---------- RECORD SET ----------

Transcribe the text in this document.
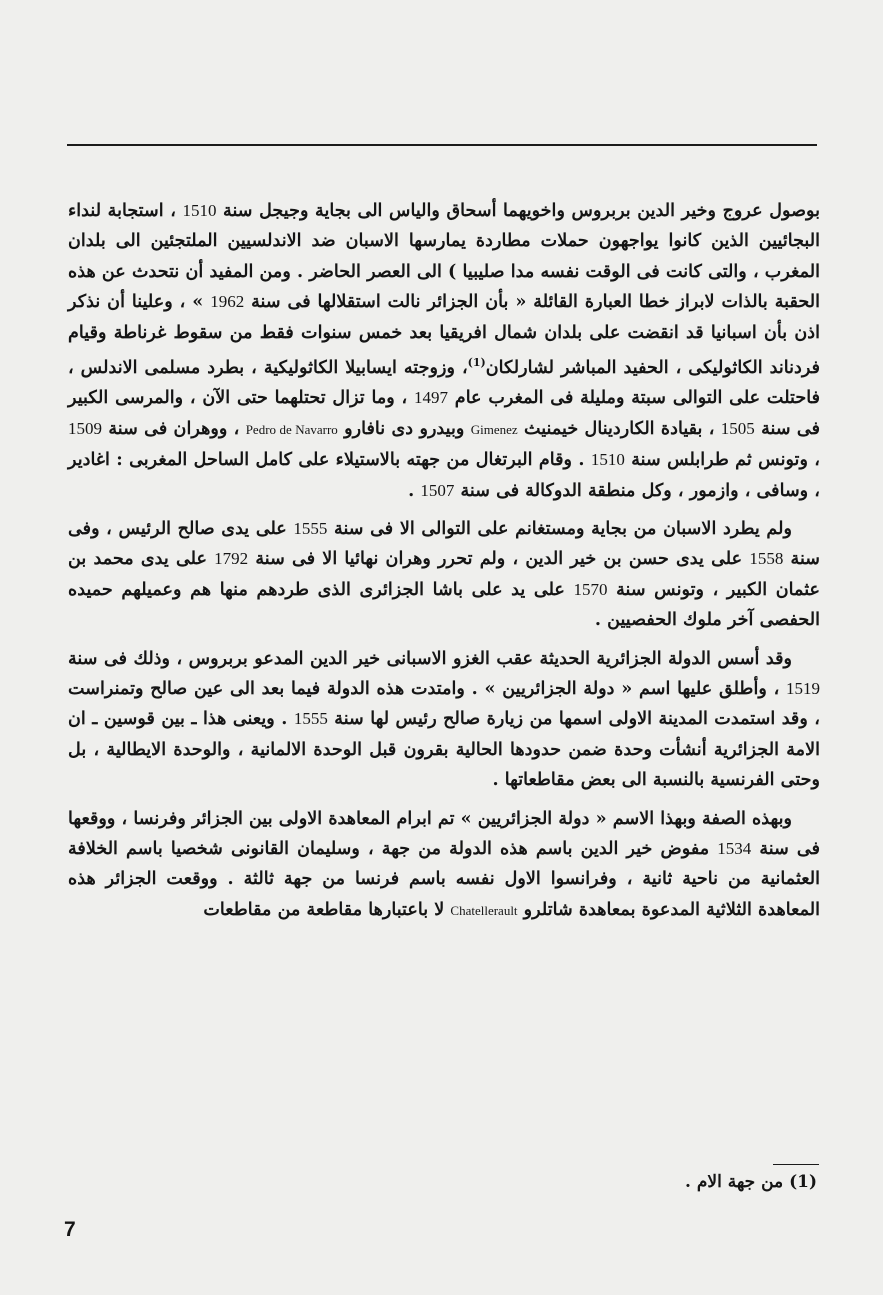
بوصول عروج وخير الدين بربروس واخويهما أسحاق والياس الى بجاية وجيجل سنة 1510 ، استجابة لنداء البجائيين الذين كانوا يواجهون حملات مطاردة يمارسها الاسبان ضد الاندلسيين الملتجئين الى بلدان المغرب ، والتى كانت فى الوقت نفسه مدا صليبيا ) الى العصر الحاضر . ومن المفيد أن نتحدث عن هذه الحقبة بالذات لابراز خطا العبارة القائلة « بأن الجزائر نالت استقلالها فى سنة 1962 » ، وعلينا أن نذكر اذن بأن اسبانيا قد انقضت على بلدان شمال افريقيا بعد خمس سنوات فقط من سقوط غرناطة وقيام فردناند الكاثوليكى ، الحفيد المباشر لشارلكان$^{(1)}$، وزوجته ايسابيلا الكاثوليكية ، بطرد مسلمى الاندلس ، فاحتلت على التوالى سبتة ومليلة فى المغرب عام 1497 ، وما تزال تحتلهما حتى الآن ، والمرسى الكبير فى سنة 1505 ، بقيادة الكاردينال خيمنيث Gimenez وبيدرو دى نافارو Pedro de Navarro ، ووهران فى سنة 1509 ، وتونس ثم طرابلس سنة 1510 . وقام البرتغال من جهته بالاستيلاء على كامل الساحل المغربى : اغادير ، وسافى ، وازمور ، وكل منطقة الدوكالة فى سنة 1507 .

ولم يطرد الاسبان من بجاية ومستغانم على التوالى الا فى سنة 1555 على يدى صالح الرئيس ، وفى سنة 1558 على يدى حسن بن خير الدين ، ولم تحرر وهران نهائيا الا فى سنة 1792 على يدى محمد بن عثمان الكبير ، وتونس سنة 1570 على يد على باشا الجزائرى الذى طردهم منها هم وعميلهم حميده الحفصى آخر ملوك الحفصيين .

وقد أسس الدولة الجزائرية الحديثة عقب الغزو الاسبانى خير الدين المدعو بربروس ، وذلك فى سنة 1519 ، وأطلق عليها اسم « دولة الجزائريين » . وامتدت هذه الدولة فيما بعد الى عين صالح وتمنراست ، وقد استمدت المدينة الاولى اسمها من زيارة صالح رئيس لها سنة 1555 . ويعنى هذا ـ بين قوسين ـ ان الامة الجزائرية أنشأت وحدة ضمن حدودها الحالية بقرون قبل الوحدة الالمانية ، والوحدة الايطالية ، بل وحتى الفرنسية بالنسبة الى بعض مقاطعاتها .

وبهذه الصفة وبهذا الاسم « دولة الجزائريين » تم ابرام المعاهدة الاولى بين الجزائر وفرنسا ، ووقعها فى سنة 1534 مفوض خير الدين باسم هذه الدولة من جهة ، وسليمان القانونى شخصيا باسم الخلافة العثمانية من ناحية ثانية ، وفرانسوا الاول نفسه باسم فرنسا من جهة ثالثة . ووقعت الجزائر هذه المعاهدة الثلاثية المدعوة بمعاهدة شاتلرو Chatellerault لا باعتبارها مقاطعة من مقاطعات

(1) من جهة الام .
7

----------

Write out each entry exactly as given, omitting any picture.

Transcribe the text in this document.
بوصول عروج وخير الدين بربروس واخويهما أسحاق والياس الى بجاية وجيجل سنة 1510 ، استجابة لنداء البجائيين الذين كانوا يواجهون حملات مطاردة يمارسها الاسبان ضد الاندلسيين الملتجئين الى بلدان المغرب ، والتى كانت فى الوقت نفسه مدا صليبيا ) الى العصر الحاضر . ومن المفيد أن نتحدث عن هذه الحقبة بالذات لابراز خطا العبارة القائلة « بأن الجزائر نالت استقلالها فى سنة 1962 » ، وعلينا أن نذكر اذن بأن اسبانيا قد انقضت على بلدان شمال افريقيا بعد خمس سنوات فقط من سقوط غرناطة وقيام فردناند الكاثوليكى ، الحفيد المباشر لشارلكان$^{(1)}$، وزوجته ايسابيلا الكاثوليكية ، بطرد مسلمى الاندلس ، فاحتلت على التوالى سبتة ومليلة فى المغرب عام 1497 ، وما تزال تحتلهما حتى الآن ، والمرسى الكبير فى سنة 1505 ، بقيادة الكاردينال خيمنيث Gimenez وبيدرو دى نافارو Pedro de Navarro ، ووهران فى سنة 1509 ، وتونس ثم طرابلس سنة 1510 . وقام البرتغال من جهته بالاستيلاء على كامل الساحل المغربى : اغادير ، وسافى ، وازمور ، وكل منطقة الدوكالة فى سنة 1507 .

ولم يطرد الاسبان من بجاية ومستغانم على التوالى الا فى سنة 1555 على يدى صالح الرئيس ، وفى سنة 1558 على يدى حسن بن خير الدين ، ولم تحرر وهران نهائيا الا فى سنة 1792 على يدى محمد بن عثمان الكبير ، وتونس سنة 1570 على يد على باشا الجزائرى الذى طردهم منها هم وعميلهم حميده الحفصى آخر ملوك الحفصيين .

وقد أسس الدولة الجزائرية الحديثة عقب الغزو الاسبانى خير الدين المدعو بربروس ، وذلك فى سنة 1519 ، وأطلق عليها اسم « دولة الجزائريين » . وامتدت هذه الدولة فيما بعد الى عين صالح وتمنراست ، وقد استمدت المدينة الاولى اسمها من زيارة صالح رئيس لها سنة 1555 . ويعنى هذا ـ بين قوسين ـ ان الامة الجزائرية أنشأت وحدة ضمن حدودها الحالية بقرون قبل الوحدة الالمانية ، والوحدة الايطالية ، بل وحتى الفرنسية بالنسبة الى بعض مقاطعاتها .

وبهذه الصفة وبهذا الاسم « دولة الجزائريين » تم ابرام المعاهدة الاولى بين الجزائر وفرنسا ، ووقعها فى سنة 1534 مفوض خير الدين باسم هذه الدولة من جهة ، وسليمان القانونى شخصيا باسم الخلافة العثمانية من ناحية ثانية ، وفرانسوا الاول نفسه باسم فرنسا من جهة ثالثة . ووقعت الجزائر هذه المعاهدة الثلاثية المدعوة بمعاهدة شاتلرو Chatellerault لا باعتبارها مقاطعة من مقاطعات

(1) من جهة الام .
7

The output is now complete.